What you have to do → Write out all the lines again, precisely as they stand, but without the images.

* BEGIN *

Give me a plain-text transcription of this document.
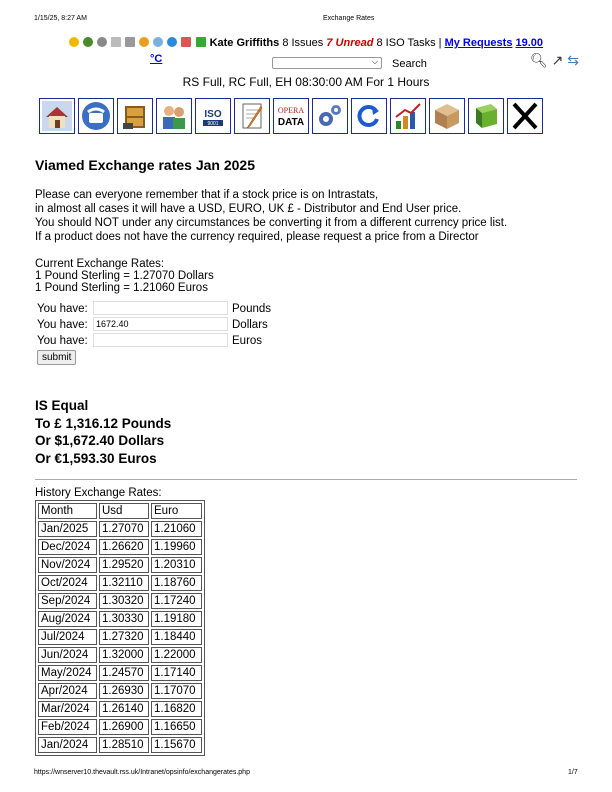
1/15/25, 8:27 AM	Exchange Rates
Kate Griffiths 8 Issues 7 Unread 8 ISO Tasks | My Requests 19.00
°C	⌵ Search	🔍︎ ↗ ⇆
RS Full, RC Full, EH 08:30:00 AM For 1 Hours
ISO
9001
OPERA
DATA
Viamed Exchange rates Jan 2025
Please can everyone remember that if a stock price is on Intrastats,
in almost all cases it will have a USD, EURO, UK £ - Distributor and End User price.
You should NOT under any circumstances be converting it from a different currency price list.
If a product does not have the currency required, please request a price from a Director
Current Exchange Rates:
1 Pound Sterling = 1.27070 Dollars
1 Pound Sterling = 1.21060 Euros
You have:	Pounds
You have: 1672.40	Dollars
You have:	Euros
submit
IS Equal
To £ 1,316.12 Pounds
Or $1,672.40 Dollars
Or €1,593.30 Euros
History Exchange Rates:
Month	Usd	Euro
Jan/2025	1.27070	1.21060
Dec/2024	1.26620	1.19960
Nov/2024	1.29520	1.20310
Oct/2024	1.32110	1.18760
Sep/2024	1.30320	1.17240
Aug/2024	1.30330	1.19180
Jul/2024	1.27320	1.18440
Jun/2024	1.32000	1.22000
May/2024	1.24570	1.17140
Apr/2024	1.26930	1.17070
Mar/2024	1.26140	1.16820
Feb/2024	1.26900	1.16650
Jan/2024	1.28510	1.15670
https://wnserver10.thevault.rss.uk/Intranet/opsinfo/exchangerates.php	1/7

* END *

Response to this task →
Give me a plain-text transcription of this document.
1/15/25, 8:27 AM	Exchange Rates
Kate Griffiths 8 Issues 7 Unread 8 ISO Tasks | My Requests 19.00
°C	⌵ Search	🔍︎ ↗ ⇆
RS Full, RC Full, EH 08:30:00 AM For 1 Hours
ISO
9001
OPERA
DATA
Viamed Exchange rates Jan 2025
Please can everyone remember that if a stock price is on Intrastats,
in almost all cases it will have a USD, EURO, UK £ - Distributor and End User price.
You should NOT under any circumstances be converting it from a different currency price list.
If a product does not have the currency required, please request a price from a Director
Current Exchange Rates:
1 Pound Sterling = 1.27070 Dollars
1 Pound Sterling = 1.21060 Euros
You have:	Pounds
You have: 1672.40	Dollars
You have:	Euros
submit
IS Equal
To £ 1,316.12 Pounds
Or $1,672.40 Dollars
Or €1,593.30 Euros
History Exchange Rates:
Month	Usd	Euro
Jan/2025	1.27070	1.21060
Dec/2024	1.26620	1.19960
Nov/2024	1.29520	1.20310
Oct/2024	1.32110	1.18760
Sep/2024	1.30320	1.17240
Aug/2024	1.30330	1.19180
Jul/2024	1.27320	1.18440
Jun/2024	1.32000	1.22000
May/2024	1.24570	1.17140
Apr/2024	1.26930	1.17070
Mar/2024	1.26140	1.16820
Feb/2024	1.26900	1.16650
Jan/2024	1.28510	1.15670
https://wnserver10.thevault.rss.uk/Intranet/opsinfo/exchangerates.php	1/7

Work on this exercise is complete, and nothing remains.